Other brands have misbehaved -- to their detriment -- in the past. In 2000, Ford Explorers and the Firestone tyres mounted on them came under fire for hundreds of deaths and injuries caused by tyre blowouts while on the road. Ford and Firestone executives bickered publicly while a wave of negative publicity mounted against both brands on the Web. Ford finally ended up recalling 13 million tyres at a cost of US$3 billion.

In 2004 an Internet posting reported that Kryptonite bicycle locks -- a long-standing market leader -- could be opened with a Bic ballpoint pen. Other postings quickly surfaced with similar tales. The company totally ignored the blogosphere before issuing a statement after five interminable days -- stubbornly contending that Kryptonite locks were completely theft-deterrent. The final outcome: A recall of the locks which cost the company US$10 million (nearly half its annual revenue).

Thankfully, some brands are better-behaved. In 2007 a freak snowstorm hit New York's JFK airport on a winter's day. Over 1,000 flights were cancelled. JetBlue, the fledgling entrepreneurial airline, suffered a startling breakdown, and took nearly a week to get its services back to normal. The difference here? CEO David Neeleman handled the crisis with authenticity and humility. He accepted responsibility for bad decisions and overwhelmed departments. He said he'd fix the problems and promised refunds and credits for angry passengers. He apologized repeatedly on his company's website, in his blog, on TV and in print. Despite the collosal Valentine's Day meltdown, a consumer poll conducted a month later revealed that 43% preferred JetBlue, the most for any airline.

- GIVEN REQUEST 1:
Answer the following questions using the passage on brand crises:
(a) How many tyres did Ford recall, and at what cost?
(b) According to the 2004 Internet posting, what object could open Kryptonite bicycle locks?
(c) What percentage of consumers preferred JetBlue in the poll conducted a month after the snowstorm?
- GIVEN REQUEST 2: Extend the passage on brand crises, picking up after its final sentence.

- Region and label listings:
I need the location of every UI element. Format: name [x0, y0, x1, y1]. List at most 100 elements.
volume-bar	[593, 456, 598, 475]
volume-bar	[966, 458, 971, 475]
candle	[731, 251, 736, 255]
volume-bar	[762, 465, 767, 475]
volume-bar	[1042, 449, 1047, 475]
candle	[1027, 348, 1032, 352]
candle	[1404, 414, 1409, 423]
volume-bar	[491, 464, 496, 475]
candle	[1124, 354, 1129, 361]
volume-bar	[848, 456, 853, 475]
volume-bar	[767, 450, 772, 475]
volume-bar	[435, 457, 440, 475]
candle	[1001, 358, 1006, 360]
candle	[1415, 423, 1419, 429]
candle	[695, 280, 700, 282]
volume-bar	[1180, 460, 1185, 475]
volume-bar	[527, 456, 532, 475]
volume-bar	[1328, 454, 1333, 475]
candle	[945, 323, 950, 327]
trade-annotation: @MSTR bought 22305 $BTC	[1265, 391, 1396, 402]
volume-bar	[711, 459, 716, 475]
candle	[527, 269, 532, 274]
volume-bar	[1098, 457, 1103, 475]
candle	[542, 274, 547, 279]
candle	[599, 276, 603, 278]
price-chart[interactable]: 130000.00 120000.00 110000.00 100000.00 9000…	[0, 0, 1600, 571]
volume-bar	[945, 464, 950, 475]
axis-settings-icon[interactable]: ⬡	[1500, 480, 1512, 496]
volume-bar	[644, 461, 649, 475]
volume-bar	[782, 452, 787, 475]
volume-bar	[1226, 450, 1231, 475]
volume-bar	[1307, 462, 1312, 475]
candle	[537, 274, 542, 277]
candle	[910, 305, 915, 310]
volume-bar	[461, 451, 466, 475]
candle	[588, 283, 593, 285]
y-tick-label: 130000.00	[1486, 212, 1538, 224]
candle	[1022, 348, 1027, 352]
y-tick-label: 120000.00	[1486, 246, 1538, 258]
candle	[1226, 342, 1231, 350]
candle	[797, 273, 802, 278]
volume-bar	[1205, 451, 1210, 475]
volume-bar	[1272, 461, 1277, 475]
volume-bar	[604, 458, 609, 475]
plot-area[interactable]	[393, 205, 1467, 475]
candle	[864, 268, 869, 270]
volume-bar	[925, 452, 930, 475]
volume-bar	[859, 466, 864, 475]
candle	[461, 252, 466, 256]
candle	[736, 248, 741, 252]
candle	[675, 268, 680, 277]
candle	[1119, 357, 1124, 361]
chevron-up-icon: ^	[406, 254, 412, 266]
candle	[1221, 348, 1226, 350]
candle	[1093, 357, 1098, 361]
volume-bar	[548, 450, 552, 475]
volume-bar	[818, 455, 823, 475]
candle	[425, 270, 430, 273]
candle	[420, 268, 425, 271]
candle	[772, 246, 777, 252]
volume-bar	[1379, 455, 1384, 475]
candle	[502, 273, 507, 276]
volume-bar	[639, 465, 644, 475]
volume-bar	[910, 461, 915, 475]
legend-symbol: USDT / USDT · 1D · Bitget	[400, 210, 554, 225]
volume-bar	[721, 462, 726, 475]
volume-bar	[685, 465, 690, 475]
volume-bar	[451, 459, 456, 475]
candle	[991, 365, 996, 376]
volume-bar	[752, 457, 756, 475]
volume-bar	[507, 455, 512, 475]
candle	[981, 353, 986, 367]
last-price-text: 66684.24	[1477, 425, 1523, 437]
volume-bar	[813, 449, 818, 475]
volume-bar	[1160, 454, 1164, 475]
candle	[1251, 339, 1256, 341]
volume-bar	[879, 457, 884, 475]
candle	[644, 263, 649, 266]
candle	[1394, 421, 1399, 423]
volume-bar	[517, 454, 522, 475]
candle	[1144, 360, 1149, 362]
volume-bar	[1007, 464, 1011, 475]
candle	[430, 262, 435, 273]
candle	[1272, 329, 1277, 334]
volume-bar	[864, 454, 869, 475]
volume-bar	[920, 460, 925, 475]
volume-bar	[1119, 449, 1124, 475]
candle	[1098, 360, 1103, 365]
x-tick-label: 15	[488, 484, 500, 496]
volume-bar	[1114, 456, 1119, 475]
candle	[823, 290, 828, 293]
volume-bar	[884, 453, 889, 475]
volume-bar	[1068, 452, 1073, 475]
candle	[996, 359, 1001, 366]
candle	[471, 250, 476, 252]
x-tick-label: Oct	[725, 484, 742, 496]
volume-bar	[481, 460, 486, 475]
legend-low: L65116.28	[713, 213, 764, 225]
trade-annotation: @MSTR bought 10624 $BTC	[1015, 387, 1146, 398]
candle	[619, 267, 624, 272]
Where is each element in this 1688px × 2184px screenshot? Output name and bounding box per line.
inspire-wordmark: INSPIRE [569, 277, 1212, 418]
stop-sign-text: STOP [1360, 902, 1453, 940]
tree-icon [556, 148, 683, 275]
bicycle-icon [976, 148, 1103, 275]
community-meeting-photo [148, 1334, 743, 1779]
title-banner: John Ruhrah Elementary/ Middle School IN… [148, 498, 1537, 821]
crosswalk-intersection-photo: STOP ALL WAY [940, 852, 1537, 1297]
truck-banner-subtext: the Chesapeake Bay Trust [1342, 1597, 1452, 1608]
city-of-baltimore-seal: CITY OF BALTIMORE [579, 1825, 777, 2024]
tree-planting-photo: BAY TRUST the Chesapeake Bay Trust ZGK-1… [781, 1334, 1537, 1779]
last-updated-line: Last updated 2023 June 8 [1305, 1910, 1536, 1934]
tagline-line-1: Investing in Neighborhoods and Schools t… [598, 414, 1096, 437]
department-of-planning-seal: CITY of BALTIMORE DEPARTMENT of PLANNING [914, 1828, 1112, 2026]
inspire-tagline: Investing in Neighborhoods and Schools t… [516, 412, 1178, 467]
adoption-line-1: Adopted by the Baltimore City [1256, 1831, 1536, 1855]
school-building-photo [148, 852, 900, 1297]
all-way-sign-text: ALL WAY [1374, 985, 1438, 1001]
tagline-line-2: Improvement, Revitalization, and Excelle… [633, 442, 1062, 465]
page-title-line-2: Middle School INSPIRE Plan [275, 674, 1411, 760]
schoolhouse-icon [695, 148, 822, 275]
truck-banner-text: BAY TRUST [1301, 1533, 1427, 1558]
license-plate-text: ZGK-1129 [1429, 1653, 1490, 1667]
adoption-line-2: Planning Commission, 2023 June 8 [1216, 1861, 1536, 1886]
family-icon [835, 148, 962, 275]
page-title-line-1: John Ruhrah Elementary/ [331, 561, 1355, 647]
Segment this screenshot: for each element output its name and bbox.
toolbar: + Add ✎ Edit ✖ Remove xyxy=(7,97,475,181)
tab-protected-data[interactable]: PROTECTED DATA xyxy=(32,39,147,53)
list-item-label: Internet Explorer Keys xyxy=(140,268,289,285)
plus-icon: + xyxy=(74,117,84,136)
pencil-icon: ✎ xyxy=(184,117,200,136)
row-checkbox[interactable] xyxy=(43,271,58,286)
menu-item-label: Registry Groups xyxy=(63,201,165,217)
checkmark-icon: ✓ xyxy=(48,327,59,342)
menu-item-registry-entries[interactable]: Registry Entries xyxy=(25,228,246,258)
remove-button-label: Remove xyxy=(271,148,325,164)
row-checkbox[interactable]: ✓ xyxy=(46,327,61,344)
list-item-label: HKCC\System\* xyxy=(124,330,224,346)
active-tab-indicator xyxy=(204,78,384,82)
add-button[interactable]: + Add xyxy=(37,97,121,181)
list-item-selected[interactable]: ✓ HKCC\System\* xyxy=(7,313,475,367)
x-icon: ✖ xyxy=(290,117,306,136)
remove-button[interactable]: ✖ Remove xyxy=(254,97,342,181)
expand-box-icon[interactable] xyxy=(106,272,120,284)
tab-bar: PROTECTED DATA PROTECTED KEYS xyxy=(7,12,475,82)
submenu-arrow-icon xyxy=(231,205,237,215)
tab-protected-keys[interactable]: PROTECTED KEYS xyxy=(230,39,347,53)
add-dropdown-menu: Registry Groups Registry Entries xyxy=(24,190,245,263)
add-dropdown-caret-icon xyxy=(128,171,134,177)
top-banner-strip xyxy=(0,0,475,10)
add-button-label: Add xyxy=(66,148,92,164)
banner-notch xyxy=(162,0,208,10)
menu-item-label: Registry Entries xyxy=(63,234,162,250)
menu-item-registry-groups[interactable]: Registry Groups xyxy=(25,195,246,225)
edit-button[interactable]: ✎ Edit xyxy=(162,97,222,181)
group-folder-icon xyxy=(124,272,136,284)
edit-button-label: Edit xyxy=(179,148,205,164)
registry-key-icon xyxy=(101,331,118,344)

- ANSWER 1:
(a) Ford recalled 13 million tyres at a cost of US$3 billion.
(b) A Bic ballpoint pen.
(c) 43%.

- ANSWER 2:
A brand's story and mythology are fundamental building-blocks of how the brand is built over time. Brand stories help to articulate the persona and identity of the brand, and define the role and behaviour you can expect from it. Storytelling conceptualizes a strategic message in a far more emotive and engaging way than a press release could ever hope to accomplish. Maclaren's website speaks of the renowned features of all Maclaren strollers (or "buggys" as the Brits would say): from "the lightweight frame, durable fabric and one-hand fold, to the above-industry standard safety features".... but its current misadventures are shredding that hard-earned credibility. Negative stories can't always be avoided. However, it is not what happens to you, but how you react to it that matters.

David Neeleman and JetBlue understand that intimately. It remains to be seen if Maclaren will recover sufficiently to make some belatedly wise moves as this saga is played to its conclusion. All may not be forgotten ... but perhaps it can be forgiven.